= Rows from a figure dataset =
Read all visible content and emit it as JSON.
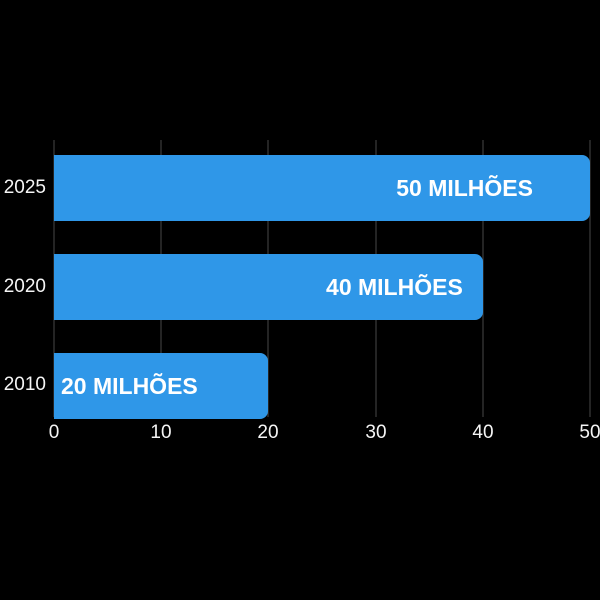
{
  "chart_data": {
    "type": "bar",
    "orientation": "horizontal",
    "title": "",
    "categories": [
      "2025",
      "2020",
      "2010"
    ],
    "values": [
      50,
      40,
      20
    ],
    "bar_labels": [
      "50 MILHÕES",
      "40 MILHÕES",
      "20 MILHÕES"
    ],
    "x_ticks": [
      "0",
      "10",
      "20",
      "30",
      "40",
      "50"
    ],
    "xlim": [
      0,
      50
    ],
    "grid": "vertical-gridlines-on",
    "legend": "none",
    "colors": {
      "background": "#000000",
      "bar": "#2f97e8",
      "bar_label_text": "#ffffff",
      "axis_text": "#f5f5f5",
      "gridline": "#474747"
    }
  }
}
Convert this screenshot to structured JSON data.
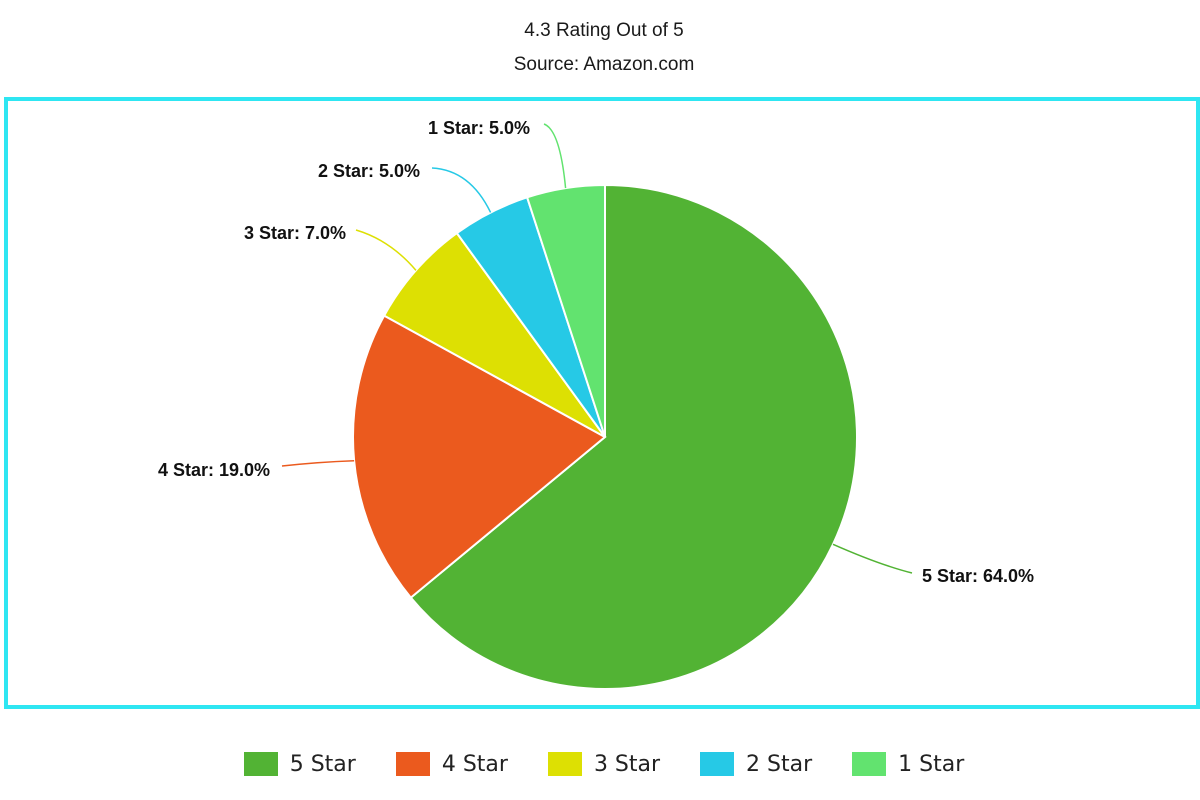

= Written request =
Quote each record exactly as it stands, minus the pictures.

= Task answer =
Read all visible content and emit it as JSON.
{
  "chart_data": {
    "type": "bar",
    "orientation": "horizontal",
    "title": "",
    "categories": [
      "2025",
      "2020",
      "2010"
    ],
    "values": [
      50,
      40,
      20
    ],
    "bar_labels": [
      "50 MILHÕES",
      "40 MILHÕES",
      "20 MILHÕES"
    ],
    "x_ticks": [
      "0",
      "10",
      "20",
      "30",
      "40",
      "50"
    ],
    "xlim": [
      0,
      50
    ],
    "grid": "vertical-gridlines-on",
    "legend": "none",
    "colors": {
      "background": "#000000",
      "bar": "#2f97e8",
      "bar_label_text": "#ffffff",
      "axis_text": "#f5f5f5",
      "gridline": "#474747"
    }
  }
}
Convert this screenshot to structured JSON data.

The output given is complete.